#### [SET EXERCISE]
All lines in the data bearing the string "thing" should be identified and copied.

#### [MATERIAL SUPPLIED]

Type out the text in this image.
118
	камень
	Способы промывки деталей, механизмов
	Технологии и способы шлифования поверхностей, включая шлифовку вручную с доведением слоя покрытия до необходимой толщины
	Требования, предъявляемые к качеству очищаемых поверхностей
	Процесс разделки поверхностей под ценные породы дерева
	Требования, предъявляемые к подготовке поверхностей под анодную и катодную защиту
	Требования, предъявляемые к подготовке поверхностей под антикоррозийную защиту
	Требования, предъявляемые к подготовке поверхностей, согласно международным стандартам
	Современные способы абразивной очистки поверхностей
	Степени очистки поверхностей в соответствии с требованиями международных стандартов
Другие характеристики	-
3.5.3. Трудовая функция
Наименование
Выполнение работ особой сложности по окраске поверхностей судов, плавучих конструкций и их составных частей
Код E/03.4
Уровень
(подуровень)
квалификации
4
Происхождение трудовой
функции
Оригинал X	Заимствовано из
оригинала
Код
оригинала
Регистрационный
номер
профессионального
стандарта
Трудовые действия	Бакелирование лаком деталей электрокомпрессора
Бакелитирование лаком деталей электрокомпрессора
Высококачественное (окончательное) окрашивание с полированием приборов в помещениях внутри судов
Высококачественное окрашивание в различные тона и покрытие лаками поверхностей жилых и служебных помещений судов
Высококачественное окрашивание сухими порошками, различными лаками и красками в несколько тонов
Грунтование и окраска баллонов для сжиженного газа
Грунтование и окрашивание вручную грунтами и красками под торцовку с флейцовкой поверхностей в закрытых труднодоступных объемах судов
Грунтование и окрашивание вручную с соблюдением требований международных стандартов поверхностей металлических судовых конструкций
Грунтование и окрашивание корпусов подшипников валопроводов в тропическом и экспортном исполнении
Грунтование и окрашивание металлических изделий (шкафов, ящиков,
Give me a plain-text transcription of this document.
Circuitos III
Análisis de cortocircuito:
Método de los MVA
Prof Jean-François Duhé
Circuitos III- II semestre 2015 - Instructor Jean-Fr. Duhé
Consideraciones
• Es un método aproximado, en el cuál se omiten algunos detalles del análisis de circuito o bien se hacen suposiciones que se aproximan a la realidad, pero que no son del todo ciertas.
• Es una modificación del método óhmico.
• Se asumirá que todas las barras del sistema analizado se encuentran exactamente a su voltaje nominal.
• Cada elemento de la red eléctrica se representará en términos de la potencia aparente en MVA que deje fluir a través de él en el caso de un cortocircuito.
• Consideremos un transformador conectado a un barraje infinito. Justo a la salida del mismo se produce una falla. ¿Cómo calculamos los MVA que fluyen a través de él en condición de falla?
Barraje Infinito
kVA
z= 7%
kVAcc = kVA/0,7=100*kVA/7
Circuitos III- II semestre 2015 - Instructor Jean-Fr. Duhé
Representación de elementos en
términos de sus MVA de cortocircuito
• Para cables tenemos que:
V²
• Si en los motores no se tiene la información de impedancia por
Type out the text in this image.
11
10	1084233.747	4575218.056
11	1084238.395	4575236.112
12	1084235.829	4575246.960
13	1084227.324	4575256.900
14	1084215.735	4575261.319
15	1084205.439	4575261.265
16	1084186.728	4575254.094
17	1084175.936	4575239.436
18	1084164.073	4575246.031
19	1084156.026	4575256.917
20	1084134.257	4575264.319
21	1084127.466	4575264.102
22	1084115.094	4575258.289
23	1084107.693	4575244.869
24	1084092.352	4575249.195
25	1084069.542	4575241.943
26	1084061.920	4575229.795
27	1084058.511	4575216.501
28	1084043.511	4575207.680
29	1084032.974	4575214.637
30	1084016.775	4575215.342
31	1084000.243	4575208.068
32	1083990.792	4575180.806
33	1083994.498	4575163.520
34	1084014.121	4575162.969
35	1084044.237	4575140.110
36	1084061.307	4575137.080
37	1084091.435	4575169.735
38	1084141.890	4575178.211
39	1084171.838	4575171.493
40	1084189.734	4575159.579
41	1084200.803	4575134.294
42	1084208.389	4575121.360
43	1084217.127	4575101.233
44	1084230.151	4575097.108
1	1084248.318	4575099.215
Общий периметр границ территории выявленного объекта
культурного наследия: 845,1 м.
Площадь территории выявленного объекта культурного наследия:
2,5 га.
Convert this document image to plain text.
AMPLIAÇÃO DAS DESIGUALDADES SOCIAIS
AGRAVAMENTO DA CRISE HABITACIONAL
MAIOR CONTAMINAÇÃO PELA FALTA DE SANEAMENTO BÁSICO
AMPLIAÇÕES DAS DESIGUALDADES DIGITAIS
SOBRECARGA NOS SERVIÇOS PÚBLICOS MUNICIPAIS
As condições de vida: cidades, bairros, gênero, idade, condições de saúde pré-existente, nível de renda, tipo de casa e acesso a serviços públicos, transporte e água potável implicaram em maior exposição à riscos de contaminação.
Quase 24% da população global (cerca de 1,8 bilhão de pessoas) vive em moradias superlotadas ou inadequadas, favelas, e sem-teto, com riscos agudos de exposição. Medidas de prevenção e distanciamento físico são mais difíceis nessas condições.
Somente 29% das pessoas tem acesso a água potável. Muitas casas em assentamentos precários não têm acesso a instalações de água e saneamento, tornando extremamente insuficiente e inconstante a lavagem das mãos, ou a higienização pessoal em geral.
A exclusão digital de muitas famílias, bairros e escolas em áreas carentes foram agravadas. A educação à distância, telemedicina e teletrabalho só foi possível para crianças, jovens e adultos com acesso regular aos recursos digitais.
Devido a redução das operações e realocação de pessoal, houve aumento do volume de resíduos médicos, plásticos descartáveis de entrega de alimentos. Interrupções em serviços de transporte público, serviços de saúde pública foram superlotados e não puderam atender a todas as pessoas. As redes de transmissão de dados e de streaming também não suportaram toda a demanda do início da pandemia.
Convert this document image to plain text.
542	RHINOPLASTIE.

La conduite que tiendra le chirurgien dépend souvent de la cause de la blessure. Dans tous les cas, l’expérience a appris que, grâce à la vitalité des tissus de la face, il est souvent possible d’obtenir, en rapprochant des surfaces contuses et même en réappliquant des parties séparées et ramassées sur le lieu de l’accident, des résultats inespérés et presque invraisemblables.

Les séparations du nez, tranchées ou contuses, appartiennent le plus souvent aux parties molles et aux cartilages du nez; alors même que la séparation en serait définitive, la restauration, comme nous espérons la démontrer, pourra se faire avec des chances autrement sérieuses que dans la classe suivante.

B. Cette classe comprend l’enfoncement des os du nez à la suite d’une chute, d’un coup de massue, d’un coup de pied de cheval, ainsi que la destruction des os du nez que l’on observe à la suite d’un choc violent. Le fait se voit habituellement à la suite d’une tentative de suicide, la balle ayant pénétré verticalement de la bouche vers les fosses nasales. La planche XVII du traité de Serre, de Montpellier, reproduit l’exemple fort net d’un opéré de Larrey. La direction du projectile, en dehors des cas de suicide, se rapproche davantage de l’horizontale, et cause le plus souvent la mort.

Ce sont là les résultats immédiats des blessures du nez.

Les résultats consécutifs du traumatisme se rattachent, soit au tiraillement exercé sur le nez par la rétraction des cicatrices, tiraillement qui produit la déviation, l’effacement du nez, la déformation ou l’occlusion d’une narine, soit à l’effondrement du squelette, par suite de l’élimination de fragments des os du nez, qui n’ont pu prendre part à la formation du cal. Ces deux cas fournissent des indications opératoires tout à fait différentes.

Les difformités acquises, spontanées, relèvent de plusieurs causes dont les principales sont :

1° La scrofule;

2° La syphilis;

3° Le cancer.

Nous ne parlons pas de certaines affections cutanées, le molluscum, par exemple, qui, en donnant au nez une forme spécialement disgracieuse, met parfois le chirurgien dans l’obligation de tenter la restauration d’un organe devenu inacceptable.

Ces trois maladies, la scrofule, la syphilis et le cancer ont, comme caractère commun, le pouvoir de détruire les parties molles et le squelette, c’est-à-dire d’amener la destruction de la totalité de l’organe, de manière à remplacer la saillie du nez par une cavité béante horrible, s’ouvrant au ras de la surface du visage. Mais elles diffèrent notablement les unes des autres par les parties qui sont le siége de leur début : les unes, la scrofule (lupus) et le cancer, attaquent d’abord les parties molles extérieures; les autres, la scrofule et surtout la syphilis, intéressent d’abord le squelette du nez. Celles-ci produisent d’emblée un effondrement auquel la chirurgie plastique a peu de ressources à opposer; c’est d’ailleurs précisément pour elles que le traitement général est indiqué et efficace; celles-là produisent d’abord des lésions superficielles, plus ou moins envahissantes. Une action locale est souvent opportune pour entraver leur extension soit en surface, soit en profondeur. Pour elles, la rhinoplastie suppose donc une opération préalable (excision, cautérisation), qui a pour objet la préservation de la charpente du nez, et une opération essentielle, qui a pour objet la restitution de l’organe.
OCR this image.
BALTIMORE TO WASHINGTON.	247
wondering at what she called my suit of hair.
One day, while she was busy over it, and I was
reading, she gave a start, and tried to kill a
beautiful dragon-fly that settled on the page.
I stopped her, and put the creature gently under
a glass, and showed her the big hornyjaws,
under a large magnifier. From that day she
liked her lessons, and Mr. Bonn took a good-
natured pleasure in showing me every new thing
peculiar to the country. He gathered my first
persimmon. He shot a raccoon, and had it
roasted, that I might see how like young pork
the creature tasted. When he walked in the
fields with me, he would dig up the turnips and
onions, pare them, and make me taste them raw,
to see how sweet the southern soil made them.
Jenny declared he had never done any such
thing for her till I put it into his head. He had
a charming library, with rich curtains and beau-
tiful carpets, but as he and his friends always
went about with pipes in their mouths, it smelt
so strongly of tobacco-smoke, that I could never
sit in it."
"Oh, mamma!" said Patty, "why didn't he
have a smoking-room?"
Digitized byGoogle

#### [ANSWER TO THIS EXERCISE]
natured pleasure in showing me every new thing
thing for her till I put it into his head. He had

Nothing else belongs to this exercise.